Part of a data file >>
· · · · · · ·

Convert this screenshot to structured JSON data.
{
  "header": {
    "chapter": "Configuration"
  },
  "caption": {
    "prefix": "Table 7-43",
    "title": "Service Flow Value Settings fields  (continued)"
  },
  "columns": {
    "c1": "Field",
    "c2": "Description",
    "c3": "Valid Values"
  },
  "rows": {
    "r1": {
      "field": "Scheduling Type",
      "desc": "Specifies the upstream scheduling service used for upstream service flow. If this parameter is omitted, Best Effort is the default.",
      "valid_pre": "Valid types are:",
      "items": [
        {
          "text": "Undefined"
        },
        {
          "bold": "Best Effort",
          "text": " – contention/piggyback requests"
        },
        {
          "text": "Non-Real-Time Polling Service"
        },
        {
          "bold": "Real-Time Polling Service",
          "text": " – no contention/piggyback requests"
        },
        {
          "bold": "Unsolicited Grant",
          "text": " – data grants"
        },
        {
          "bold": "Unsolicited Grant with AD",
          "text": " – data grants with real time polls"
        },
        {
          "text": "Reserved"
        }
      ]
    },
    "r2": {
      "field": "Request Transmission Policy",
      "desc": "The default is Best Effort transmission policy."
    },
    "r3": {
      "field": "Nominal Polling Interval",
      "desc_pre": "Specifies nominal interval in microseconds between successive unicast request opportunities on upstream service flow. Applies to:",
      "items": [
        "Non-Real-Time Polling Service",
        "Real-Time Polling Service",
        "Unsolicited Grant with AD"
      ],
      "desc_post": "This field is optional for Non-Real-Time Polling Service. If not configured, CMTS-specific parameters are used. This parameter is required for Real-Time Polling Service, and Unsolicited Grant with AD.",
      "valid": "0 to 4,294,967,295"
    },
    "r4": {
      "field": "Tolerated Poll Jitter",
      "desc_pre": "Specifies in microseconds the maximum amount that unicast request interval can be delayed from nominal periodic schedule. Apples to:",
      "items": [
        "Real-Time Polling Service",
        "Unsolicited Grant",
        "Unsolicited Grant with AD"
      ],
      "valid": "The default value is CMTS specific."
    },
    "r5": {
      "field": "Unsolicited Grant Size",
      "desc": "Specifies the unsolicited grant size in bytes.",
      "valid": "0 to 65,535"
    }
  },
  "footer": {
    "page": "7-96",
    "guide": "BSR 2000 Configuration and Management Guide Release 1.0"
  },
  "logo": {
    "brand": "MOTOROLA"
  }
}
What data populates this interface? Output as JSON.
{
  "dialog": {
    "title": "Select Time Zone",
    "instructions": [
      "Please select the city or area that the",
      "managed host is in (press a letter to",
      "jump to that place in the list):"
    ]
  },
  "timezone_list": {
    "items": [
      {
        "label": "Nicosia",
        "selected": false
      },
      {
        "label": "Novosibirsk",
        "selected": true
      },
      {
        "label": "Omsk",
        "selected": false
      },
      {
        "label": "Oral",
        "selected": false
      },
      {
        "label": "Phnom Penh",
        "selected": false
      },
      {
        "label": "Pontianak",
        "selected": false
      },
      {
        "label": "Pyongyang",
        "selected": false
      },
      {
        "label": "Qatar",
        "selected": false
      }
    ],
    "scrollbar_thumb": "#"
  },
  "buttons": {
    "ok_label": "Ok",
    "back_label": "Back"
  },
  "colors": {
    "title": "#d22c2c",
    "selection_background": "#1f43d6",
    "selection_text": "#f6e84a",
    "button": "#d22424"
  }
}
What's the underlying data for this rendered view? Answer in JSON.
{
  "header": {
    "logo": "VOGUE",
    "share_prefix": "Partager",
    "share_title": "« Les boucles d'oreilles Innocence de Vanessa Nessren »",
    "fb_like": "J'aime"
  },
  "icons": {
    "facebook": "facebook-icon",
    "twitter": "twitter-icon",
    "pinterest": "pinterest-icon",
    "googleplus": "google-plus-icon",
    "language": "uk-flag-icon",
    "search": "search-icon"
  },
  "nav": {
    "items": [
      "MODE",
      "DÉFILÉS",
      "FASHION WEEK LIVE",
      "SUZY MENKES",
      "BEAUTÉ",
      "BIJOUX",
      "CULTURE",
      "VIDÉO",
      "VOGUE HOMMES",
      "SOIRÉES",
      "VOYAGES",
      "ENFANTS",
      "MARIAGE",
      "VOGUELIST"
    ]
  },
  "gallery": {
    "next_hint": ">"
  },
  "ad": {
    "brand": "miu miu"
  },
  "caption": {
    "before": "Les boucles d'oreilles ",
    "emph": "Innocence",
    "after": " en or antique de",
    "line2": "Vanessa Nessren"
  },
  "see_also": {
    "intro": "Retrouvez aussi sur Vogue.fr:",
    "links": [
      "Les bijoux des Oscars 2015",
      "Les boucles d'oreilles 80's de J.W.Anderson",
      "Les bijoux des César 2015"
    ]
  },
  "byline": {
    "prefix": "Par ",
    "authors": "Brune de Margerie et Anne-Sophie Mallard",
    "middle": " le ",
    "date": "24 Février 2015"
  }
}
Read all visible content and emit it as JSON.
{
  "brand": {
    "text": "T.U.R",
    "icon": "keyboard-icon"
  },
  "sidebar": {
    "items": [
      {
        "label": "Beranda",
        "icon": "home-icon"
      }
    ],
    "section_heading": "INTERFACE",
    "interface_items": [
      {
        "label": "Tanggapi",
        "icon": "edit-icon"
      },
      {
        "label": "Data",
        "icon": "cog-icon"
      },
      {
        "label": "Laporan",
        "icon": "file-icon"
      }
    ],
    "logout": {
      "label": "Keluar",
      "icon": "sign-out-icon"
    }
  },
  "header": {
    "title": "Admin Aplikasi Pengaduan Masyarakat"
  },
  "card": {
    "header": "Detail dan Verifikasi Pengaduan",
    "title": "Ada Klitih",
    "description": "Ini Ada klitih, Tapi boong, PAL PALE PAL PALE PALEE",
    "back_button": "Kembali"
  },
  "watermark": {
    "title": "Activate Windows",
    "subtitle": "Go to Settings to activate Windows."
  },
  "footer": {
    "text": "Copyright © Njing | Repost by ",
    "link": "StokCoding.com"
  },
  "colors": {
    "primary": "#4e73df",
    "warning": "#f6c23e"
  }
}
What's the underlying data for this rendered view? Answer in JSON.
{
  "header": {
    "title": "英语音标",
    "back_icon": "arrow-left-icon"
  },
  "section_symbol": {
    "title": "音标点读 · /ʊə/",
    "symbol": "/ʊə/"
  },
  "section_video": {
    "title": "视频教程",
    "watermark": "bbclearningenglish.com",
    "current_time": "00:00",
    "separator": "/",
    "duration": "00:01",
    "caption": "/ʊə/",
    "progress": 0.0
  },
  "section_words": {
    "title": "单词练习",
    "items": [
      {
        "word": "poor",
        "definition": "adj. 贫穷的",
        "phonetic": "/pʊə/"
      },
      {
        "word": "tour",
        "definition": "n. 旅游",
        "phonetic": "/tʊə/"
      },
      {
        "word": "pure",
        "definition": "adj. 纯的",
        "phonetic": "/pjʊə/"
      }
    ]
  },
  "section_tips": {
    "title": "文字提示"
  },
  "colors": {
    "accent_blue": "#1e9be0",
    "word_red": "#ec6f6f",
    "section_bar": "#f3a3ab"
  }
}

· · · · · · ·

TASK OBJECTIVE >>
Repeat every line of the data, exactly and in full.

SOLUTION FOR THIS PROBLEM >>
Convert this screenshot to structured JSON data.
{
  "header": {
    "chapter": "Configuration"
  },
  "caption": {
    "prefix": "Table 7-43",
    "title": "Service Flow Value Settings fields  (continued)"
  },
  "columns": {
    "c1": "Field",
    "c2": "Description",
    "c3": "Valid Values"
  },
  "rows": {
    "r1": {
      "field": "Scheduling Type",
      "desc": "Specifies the upstream scheduling service used for upstream service flow. If this parameter is omitted, Best Effort is the default.",
      "valid_pre": "Valid types are:",
      "items": [
        {
          "text": "Undefined"
        },
        {
          "bold": "Best Effort",
          "text": " – contention/piggyback requests"
        },
        {
          "text": "Non-Real-Time Polling Service"
        },
        {
          "bold": "Real-Time Polling Service",
          "text": " – no contention/piggyback requests"
        },
        {
          "bold": "Unsolicited Grant",
          "text": " – data grants"
        },
        {
          "bold": "Unsolicited Grant with AD",
          "text": " – data grants with real time polls"
        },
        {
          "text": "Reserved"
        }
      ]
    },
    "r2": {
      "field": "Request Transmission Policy",
      "desc": "The default is Best Effort transmission policy."
    },
    "r3": {
      "field": "Nominal Polling Interval",
      "desc_pre": "Specifies nominal interval in microseconds between successive unicast request opportunities on upstream service flow. Applies to:",
      "items": [
        "Non-Real-Time Polling Service",
        "Real-Time Polling Service",
        "Unsolicited Grant with AD"
      ],
      "desc_post": "This field is optional for Non-Real-Time Polling Service. If not configured, CMTS-specific parameters are used. This parameter is required for Real-Time Polling Service, and Unsolicited Grant with AD.",
      "valid": "0 to 4,294,967,295"
    },
    "r4": {
      "field": "Tolerated Poll Jitter",
      "desc_pre": "Specifies in microseconds the maximum amount that unicast request interval can be delayed from nominal periodic schedule. Apples to:",
      "items": [
        "Real-Time Polling Service",
        "Unsolicited Grant",
        "Unsolicited Grant with AD"
      ],
      "valid": "The default value is CMTS specific."
    },
    "r5": {
      "field": "Unsolicited Grant Size",
      "desc": "Specifies the unsolicited grant size in bytes.",
      "valid": "0 to 65,535"
    }
  },
  "footer": {
    "page": "7-96",
    "guide": "BSR 2000 Configuration and Management Guide Release 1.0"
  },
  "logo": {
    "brand": "MOTOROLA"
  }
}
What data populates this interface? Output as JSON.
{
  "dialog": {
    "title": "Select Time Zone",
    "instructions": [
      "Please select the city or area that the",
      "managed host is in (press a letter to",
      "jump to that place in the list):"
    ]
  },
  "timezone_list": {
    "items": [
      {
        "label": "Nicosia",
        "selected": false
      },
      {
        "label": "Novosibirsk",
        "selected": true
      },
      {
        "label": "Omsk",
        "selected": false
      },
      {
        "label": "Oral",
        "selected": false
      },
      {
        "label": "Phnom Penh",
        "selected": false
      },
      {
        "label": "Pontianak",
        "selected": false
      },
      {
        "label": "Pyongyang",
        "selected": false
      },
      {
        "label": "Qatar",
        "selected": false
      }
    ],
    "scrollbar_thumb": "#"
  },
  "buttons": {
    "ok_label": "Ok",
    "back_label": "Back"
  },
  "colors": {
    "title": "#d22c2c",
    "selection_background": "#1f43d6",
    "selection_text": "#f6e84a",
    "button": "#d22424"
  }
}
What's the underlying data for this rendered view? Answer in JSON.
{
  "header": {
    "logo": "VOGUE",
    "share_prefix": "Partager",
    "share_title": "« Les boucles d'oreilles Innocence de Vanessa Nessren »",
    "fb_like": "J'aime"
  },
  "icons": {
    "facebook": "facebook-icon",
    "twitter": "twitter-icon",
    "pinterest": "pinterest-icon",
    "googleplus": "google-plus-icon",
    "language": "uk-flag-icon",
    "search": "search-icon"
  },
  "nav": {
    "items": [
      "MODE",
      "DÉFILÉS",
      "FASHION WEEK LIVE",
      "SUZY MENKES",
      "BEAUTÉ",
      "BIJOUX",
      "CULTURE",
      "VIDÉO",
      "VOGUE HOMMES",
      "SOIRÉES",
      "VOYAGES",
      "ENFANTS",
      "MARIAGE",
      "VOGUELIST"
    ]
  },
  "gallery": {
    "next_hint": ">"
  },
  "ad": {
    "brand": "miu miu"
  },
  "caption": {
    "before": "Les boucles d'oreilles ",
    "emph": "Innocence",
    "after": " en or antique de",
    "line2": "Vanessa Nessren"
  },
  "see_also": {
    "intro": "Retrouvez aussi sur Vogue.fr:",
    "links": [
      "Les bijoux des Oscars 2015",
      "Les boucles d'oreilles 80's de J.W.Anderson",
      "Les bijoux des César 2015"
    ]
  },
  "byline": {
    "prefix": "Par ",
    "authors": "Brune de Margerie et Anne-Sophie Mallard",
    "middle": " le ",
    "date": "24 Février 2015"
  }
}
Read all visible content and emit it as JSON.
{
  "brand": {
    "text": "T.U.R",
    "icon": "keyboard-icon"
  },
  "sidebar": {
    "items": [
      {
        "label": "Beranda",
        "icon": "home-icon"
      }
    ],
    "section_heading": "INTERFACE",
    "interface_items": [
      {
        "label": "Tanggapi",
        "icon": "edit-icon"
      },
      {
        "label": "Data",
        "icon": "cog-icon"
      },
      {
        "label": "Laporan",
        "icon": "file-icon"
      }
    ],
    "logout": {
      "label": "Keluar",
      "icon": "sign-out-icon"
    }
  },
  "header": {
    "title": "Admin Aplikasi Pengaduan Masyarakat"
  },
  "card": {
    "header": "Detail dan Verifikasi Pengaduan",
    "title": "Ada Klitih",
    "description": "Ini Ada klitih, Tapi boong, PAL PALE PAL PALE PALEE",
    "back_button": "Kembali"
  },
  "watermark": {
    "title": "Activate Windows",
    "subtitle": "Go to Settings to activate Windows."
  },
  "footer": {
    "text": "Copyright © Njing | Repost by ",
    "link": "StokCoding.com"
  },
  "colors": {
    "primary": "#4e73df",
    "warning": "#f6c23e"
  }
}
What's the underlying data for this rendered view? Answer in JSON.
{
  "header": {
    "title": "英语音标",
    "back_icon": "arrow-left-icon"
  },
  "section_symbol": {
    "title": "音标点读 · /ʊə/",
    "symbol": "/ʊə/"
  },
  "section_video": {
    "title": "视频教程",
    "watermark": "bbclearningenglish.com",
    "current_time": "00:00",
    "separator": "/",
    "duration": "00:01",
    "caption": "/ʊə/",
    "progress": 0.0
  },
  "section_words": {
    "title": "单词练习",
    "items": [
      {
        "word": "poor",
        "definition": "adj. 贫穷的",
        "phonetic": "/pʊə/"
      },
      {
        "word": "tour",
        "definition": "n. 旅游",
        "phonetic": "/tʊə/"
      },
      {
        "word": "pure",
        "definition": "adj. 纯的",
        "phonetic": "/pjʊə/"
      }
    ]
  },
  "section_tips": {
    "title": "文字提示"
  },
  "colors": {
    "accent_blue": "#1e9be0",
    "word_red": "#ec6f6f",
    "section_bar": "#f3a3ab"
  }
}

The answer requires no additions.